## PAGE EXCERPT
▬▬▬▬▬▬▬▬▬▬
One part of my brain functioned as a fact keeper, recording the feel of the breeze on the front porch where I sat in a wrought iron chair to call my husband and say, “Please come.” I watched myself call the hospice, or the paramedics or whoever I called. Though every fact was catalogued so that I would never, never forget this surreal world, I have no idea which agencies I called that day. I think I may have tried to move some of her breakfast things out of the way in the kitchen, so we would not have to see them, so that our Mother would not be dead.

The fact keeper came with me a few days later when I volunteered to go alone to her house to clean out her closet. I don’t know what I was trying to prove, unless I thought that by facing this heartrending task I would be getting past some dreadful obstacle I would never have to face again. It was helpful in terms of being able to freely wail and sob as I yanked down her little sports shirts and robes, sniffed their heady cigarette/perfume aroma and crammed them into hefty bags. There was little in her closet, for in her last few weeks, after her Doctor told her over the phone that she only had weeks to live, she had culled her personal items to a minimum.

Her rust colored summer straw purse, though, I could not relinquish. After a lifetime of detesting her cigarette smell, I found myself wanting to keep her essence close to me for as long as possible. I sniffed her leather key ring, full of jangling keys she would never need again and actually deeply inhaled a partially full pack of Merits the purse still contained. I opened her brocade lipstick holder. I felt the handle and the nubbed straw exterior of the bag. I had my Mother’s purse, so she could not be dead.
▬▬▬▬▬▬▬▬▬▬
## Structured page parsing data
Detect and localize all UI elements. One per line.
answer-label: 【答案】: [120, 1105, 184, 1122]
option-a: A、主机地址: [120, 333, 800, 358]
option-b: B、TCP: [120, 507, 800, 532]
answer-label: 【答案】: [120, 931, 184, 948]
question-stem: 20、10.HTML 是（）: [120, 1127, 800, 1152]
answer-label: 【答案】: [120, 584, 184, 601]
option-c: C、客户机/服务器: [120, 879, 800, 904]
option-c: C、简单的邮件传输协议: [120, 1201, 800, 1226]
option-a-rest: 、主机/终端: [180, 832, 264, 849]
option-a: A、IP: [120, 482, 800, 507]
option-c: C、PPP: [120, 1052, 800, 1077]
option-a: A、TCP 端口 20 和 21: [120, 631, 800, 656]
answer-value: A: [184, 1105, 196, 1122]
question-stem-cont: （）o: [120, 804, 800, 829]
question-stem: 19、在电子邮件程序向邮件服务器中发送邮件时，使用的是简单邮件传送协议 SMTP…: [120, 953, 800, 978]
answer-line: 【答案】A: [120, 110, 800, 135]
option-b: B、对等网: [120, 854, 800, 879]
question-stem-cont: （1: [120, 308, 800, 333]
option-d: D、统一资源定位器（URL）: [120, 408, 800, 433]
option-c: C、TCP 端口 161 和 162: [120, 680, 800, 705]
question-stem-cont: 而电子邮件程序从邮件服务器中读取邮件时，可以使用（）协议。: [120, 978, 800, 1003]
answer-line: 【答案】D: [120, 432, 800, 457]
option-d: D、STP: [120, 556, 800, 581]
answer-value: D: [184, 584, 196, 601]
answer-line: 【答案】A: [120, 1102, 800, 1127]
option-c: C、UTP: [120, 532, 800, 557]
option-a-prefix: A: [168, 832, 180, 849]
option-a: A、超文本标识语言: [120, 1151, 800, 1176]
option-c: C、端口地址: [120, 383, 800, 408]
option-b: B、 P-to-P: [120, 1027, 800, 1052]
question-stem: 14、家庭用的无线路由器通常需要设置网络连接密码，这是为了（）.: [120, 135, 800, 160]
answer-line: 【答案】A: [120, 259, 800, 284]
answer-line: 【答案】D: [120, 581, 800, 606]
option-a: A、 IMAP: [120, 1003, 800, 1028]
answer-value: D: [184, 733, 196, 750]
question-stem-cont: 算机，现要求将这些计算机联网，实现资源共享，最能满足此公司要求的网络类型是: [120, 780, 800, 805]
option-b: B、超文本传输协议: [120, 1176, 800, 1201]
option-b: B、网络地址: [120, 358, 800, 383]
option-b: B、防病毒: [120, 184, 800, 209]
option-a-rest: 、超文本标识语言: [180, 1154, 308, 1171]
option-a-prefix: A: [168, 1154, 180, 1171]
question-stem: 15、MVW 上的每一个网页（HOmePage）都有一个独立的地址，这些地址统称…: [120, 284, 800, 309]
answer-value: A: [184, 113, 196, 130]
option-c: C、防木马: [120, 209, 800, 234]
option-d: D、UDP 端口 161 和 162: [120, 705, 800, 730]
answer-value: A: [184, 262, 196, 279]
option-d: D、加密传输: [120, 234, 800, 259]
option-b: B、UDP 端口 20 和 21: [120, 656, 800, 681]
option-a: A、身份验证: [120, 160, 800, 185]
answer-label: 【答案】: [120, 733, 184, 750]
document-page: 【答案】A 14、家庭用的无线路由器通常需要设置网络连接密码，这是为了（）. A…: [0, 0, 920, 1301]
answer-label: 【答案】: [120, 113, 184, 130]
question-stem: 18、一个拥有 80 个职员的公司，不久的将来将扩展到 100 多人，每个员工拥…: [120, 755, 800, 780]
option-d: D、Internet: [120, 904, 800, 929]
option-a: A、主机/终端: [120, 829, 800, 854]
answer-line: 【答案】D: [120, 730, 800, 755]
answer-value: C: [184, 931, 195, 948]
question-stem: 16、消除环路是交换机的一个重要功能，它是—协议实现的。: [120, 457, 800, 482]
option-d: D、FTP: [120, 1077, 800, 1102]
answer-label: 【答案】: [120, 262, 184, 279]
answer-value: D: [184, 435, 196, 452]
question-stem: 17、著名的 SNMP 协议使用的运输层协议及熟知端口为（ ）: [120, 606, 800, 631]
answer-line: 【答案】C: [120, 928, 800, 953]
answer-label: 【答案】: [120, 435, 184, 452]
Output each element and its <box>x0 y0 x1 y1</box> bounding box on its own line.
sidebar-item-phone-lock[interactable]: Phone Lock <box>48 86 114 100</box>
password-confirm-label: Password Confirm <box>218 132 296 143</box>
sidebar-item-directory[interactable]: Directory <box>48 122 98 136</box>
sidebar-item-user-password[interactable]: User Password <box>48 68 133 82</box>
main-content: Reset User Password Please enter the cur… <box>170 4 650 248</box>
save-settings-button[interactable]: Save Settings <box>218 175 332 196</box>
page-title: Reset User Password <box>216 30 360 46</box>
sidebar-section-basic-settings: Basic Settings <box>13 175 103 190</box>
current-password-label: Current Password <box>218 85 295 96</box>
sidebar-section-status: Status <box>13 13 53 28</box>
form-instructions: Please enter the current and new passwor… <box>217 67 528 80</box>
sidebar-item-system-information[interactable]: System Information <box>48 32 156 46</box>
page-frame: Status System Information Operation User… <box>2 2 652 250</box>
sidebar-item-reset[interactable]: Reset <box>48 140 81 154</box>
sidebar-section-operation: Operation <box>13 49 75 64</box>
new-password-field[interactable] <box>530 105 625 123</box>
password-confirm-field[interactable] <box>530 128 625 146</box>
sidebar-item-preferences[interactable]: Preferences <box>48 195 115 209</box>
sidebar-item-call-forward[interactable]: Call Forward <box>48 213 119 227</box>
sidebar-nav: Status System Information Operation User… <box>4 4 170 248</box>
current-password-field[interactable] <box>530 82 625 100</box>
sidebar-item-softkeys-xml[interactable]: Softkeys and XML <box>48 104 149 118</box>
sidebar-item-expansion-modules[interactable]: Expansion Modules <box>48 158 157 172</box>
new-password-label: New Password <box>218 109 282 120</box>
▬▬▬▬▬▬▬▬▬▬
## TO DO
In the page excerpt, what color was the summer straw purse that the narrator could not give up?

## EXERCISE RESPONSE
Rust colored.